▸ TASK OBJECTIVE
Scan the entries below and extract each line with the word "this" in it.

** start **

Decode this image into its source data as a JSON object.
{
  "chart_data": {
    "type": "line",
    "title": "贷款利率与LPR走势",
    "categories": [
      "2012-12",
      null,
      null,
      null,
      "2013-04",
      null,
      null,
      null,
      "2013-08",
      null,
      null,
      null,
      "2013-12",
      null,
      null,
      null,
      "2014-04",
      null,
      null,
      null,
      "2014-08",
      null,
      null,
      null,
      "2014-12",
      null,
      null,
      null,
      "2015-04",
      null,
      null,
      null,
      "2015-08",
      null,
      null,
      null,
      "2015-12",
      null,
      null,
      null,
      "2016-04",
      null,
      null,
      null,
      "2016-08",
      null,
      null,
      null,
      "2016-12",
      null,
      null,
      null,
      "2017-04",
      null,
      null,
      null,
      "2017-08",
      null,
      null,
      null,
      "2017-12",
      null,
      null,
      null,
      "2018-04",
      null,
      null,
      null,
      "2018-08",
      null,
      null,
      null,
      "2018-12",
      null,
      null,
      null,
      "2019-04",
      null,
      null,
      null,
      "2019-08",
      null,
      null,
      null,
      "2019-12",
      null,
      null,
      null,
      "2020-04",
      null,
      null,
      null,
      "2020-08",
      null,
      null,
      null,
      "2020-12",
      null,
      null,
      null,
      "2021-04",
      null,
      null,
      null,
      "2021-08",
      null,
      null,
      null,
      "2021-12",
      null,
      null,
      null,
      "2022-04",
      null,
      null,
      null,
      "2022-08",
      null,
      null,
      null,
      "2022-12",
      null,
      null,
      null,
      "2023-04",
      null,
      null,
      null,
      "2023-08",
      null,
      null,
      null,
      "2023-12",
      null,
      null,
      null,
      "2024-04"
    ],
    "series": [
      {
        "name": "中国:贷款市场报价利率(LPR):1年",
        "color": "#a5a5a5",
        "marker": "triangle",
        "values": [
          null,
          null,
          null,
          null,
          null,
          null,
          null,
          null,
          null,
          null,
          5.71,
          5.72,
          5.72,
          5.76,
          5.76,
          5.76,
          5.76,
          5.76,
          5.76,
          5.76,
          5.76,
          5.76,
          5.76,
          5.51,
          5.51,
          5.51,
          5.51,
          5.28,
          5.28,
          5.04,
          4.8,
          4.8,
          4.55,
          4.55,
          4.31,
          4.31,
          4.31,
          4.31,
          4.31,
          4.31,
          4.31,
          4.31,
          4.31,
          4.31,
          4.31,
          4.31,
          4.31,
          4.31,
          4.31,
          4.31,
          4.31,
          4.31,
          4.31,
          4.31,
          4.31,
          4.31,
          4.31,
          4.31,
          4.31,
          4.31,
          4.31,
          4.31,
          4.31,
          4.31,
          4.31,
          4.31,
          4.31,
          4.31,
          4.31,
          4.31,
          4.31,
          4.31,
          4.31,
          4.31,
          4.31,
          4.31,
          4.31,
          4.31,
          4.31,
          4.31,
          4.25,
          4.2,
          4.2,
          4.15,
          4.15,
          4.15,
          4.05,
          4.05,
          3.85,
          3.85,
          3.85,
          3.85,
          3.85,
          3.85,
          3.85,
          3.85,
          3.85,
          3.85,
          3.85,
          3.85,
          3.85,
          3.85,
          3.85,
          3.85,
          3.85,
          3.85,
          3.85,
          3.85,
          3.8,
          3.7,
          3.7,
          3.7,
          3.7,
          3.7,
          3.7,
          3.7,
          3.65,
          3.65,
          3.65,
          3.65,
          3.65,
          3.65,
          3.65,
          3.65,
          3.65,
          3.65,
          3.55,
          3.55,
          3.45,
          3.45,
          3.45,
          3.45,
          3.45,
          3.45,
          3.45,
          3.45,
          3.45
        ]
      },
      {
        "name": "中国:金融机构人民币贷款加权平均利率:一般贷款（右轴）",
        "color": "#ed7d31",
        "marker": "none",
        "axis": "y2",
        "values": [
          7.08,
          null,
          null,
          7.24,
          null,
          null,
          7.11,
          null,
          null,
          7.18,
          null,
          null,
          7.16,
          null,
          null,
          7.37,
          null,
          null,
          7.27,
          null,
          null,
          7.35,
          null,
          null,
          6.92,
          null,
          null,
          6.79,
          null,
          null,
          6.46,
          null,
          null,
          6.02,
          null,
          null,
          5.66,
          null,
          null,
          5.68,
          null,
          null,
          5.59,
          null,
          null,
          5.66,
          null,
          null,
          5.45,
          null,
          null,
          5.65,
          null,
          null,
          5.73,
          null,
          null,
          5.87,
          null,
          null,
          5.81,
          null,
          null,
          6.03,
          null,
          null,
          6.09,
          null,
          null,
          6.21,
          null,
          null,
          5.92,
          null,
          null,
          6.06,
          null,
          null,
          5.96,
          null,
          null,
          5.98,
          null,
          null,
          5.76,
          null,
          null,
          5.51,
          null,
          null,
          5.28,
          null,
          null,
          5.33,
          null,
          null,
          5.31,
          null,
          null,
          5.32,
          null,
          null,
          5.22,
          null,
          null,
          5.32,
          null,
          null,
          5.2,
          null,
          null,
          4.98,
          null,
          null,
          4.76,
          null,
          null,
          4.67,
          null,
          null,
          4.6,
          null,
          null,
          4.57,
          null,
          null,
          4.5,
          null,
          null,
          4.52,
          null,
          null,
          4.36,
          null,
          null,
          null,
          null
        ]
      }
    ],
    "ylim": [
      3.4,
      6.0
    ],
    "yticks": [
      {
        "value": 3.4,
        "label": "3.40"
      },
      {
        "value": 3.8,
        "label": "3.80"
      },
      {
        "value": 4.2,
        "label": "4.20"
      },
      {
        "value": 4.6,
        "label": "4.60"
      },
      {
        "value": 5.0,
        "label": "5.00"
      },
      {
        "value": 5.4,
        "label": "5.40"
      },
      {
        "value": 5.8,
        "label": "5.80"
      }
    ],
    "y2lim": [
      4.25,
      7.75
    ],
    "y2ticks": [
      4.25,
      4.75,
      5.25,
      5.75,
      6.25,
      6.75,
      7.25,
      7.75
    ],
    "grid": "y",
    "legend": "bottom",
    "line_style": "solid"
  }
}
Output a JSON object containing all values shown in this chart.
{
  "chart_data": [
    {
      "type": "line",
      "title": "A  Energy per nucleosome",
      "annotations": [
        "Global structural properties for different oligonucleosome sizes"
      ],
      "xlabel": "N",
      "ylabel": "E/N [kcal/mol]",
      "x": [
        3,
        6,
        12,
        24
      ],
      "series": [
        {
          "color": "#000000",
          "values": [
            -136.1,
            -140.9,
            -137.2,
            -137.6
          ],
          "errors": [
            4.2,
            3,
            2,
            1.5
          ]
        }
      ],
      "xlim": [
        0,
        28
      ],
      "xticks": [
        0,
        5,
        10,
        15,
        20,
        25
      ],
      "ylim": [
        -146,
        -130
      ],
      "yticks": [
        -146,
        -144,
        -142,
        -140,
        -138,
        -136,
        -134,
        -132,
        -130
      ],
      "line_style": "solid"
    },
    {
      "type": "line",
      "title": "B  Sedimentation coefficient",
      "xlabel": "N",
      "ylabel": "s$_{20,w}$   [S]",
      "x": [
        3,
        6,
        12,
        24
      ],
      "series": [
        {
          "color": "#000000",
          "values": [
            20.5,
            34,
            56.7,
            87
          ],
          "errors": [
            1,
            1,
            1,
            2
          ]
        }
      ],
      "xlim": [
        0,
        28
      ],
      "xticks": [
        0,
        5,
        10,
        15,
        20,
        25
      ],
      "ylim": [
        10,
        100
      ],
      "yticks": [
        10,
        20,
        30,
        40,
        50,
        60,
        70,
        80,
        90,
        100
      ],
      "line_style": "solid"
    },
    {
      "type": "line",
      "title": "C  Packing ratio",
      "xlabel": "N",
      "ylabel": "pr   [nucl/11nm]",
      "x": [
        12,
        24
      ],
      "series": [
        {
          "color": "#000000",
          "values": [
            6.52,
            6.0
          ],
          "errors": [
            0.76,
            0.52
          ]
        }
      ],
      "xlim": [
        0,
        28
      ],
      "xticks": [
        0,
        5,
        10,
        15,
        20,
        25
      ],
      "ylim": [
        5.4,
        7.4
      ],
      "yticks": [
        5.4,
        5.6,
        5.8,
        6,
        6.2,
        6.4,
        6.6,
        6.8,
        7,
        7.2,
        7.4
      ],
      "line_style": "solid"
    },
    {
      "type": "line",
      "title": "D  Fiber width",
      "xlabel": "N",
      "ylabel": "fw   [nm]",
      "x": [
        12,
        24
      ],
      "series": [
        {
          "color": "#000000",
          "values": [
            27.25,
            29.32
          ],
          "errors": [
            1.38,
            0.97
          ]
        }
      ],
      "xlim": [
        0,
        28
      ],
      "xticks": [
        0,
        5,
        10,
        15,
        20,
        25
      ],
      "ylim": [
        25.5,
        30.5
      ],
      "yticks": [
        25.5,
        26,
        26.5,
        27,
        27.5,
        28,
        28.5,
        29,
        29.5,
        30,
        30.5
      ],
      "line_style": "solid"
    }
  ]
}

** end **

▸ OUTPUT OF THE EXERCISE
Decode this image into its source data as a JSON object.
Output a JSON object containing all values shown in this chart.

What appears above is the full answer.